Excerpts from a figure dataset
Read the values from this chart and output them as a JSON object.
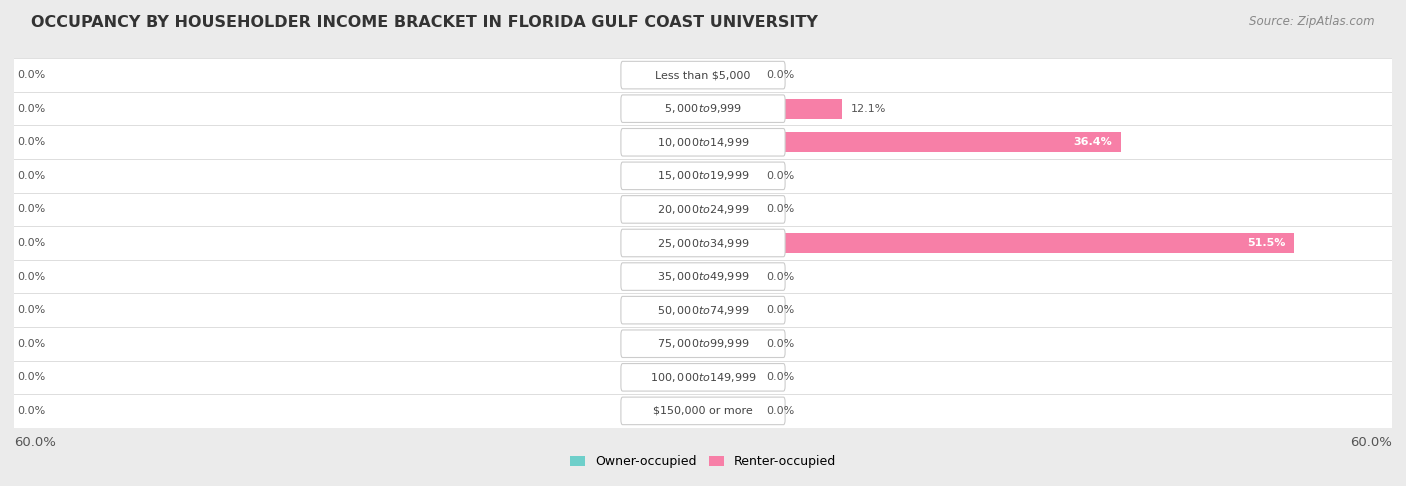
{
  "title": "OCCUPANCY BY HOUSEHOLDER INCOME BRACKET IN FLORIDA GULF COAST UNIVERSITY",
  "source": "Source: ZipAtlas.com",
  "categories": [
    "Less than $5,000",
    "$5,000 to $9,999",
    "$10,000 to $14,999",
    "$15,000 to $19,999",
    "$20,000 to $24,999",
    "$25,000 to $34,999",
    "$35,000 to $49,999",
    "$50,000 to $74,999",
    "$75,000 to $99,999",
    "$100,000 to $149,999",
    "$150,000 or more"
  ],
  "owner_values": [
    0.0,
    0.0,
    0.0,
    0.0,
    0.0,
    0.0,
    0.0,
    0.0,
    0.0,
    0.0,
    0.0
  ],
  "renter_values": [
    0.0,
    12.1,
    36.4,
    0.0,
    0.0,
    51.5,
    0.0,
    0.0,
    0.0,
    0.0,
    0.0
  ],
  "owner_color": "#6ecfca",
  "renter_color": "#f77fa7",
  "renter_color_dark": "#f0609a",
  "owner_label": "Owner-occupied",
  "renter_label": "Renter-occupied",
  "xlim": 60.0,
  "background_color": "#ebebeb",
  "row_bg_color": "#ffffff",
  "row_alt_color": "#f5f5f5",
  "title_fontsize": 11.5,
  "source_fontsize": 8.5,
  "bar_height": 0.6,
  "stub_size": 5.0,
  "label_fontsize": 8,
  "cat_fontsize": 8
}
...
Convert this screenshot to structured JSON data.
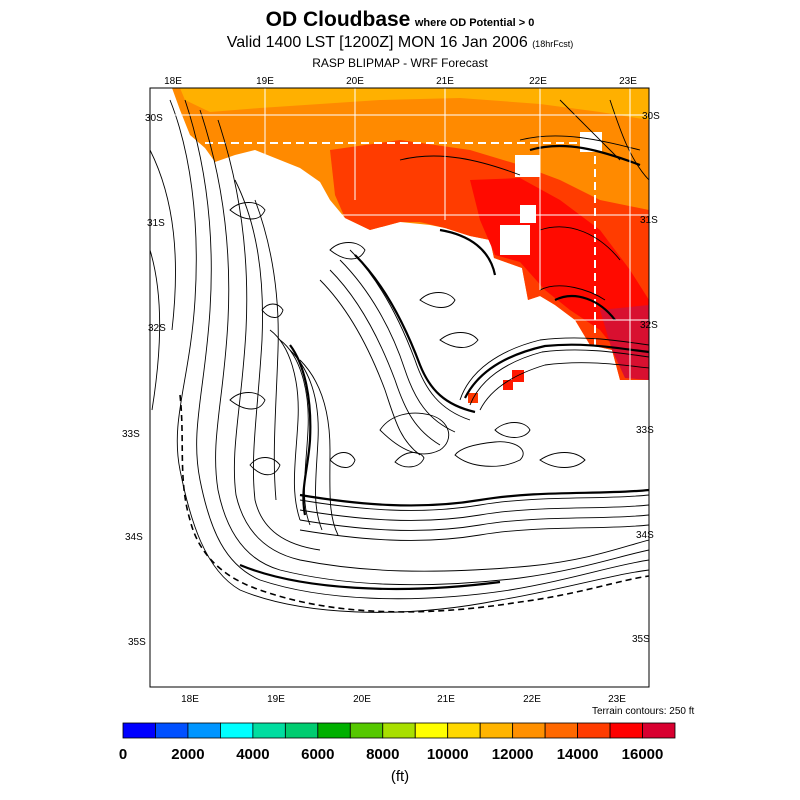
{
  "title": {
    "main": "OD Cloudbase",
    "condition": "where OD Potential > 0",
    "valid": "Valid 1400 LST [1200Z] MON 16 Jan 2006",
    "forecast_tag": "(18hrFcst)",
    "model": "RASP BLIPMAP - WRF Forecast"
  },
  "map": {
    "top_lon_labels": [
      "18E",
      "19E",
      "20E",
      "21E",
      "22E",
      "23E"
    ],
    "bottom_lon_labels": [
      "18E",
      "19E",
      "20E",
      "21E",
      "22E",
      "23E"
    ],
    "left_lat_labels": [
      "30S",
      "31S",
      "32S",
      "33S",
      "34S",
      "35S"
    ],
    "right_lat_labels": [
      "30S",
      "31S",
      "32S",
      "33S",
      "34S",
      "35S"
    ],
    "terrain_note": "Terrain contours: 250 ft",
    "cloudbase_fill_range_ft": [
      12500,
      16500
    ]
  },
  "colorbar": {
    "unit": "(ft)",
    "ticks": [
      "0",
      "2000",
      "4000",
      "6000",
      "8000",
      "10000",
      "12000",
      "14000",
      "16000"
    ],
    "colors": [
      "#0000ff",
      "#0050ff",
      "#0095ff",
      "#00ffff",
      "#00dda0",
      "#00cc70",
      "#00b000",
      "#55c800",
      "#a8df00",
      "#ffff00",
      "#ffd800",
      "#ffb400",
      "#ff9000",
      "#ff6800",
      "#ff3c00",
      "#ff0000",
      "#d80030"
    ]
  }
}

◆ **Problem description**
Provide only the number of lines in the entries that hold the word "this".

◆ **Problem solution**
2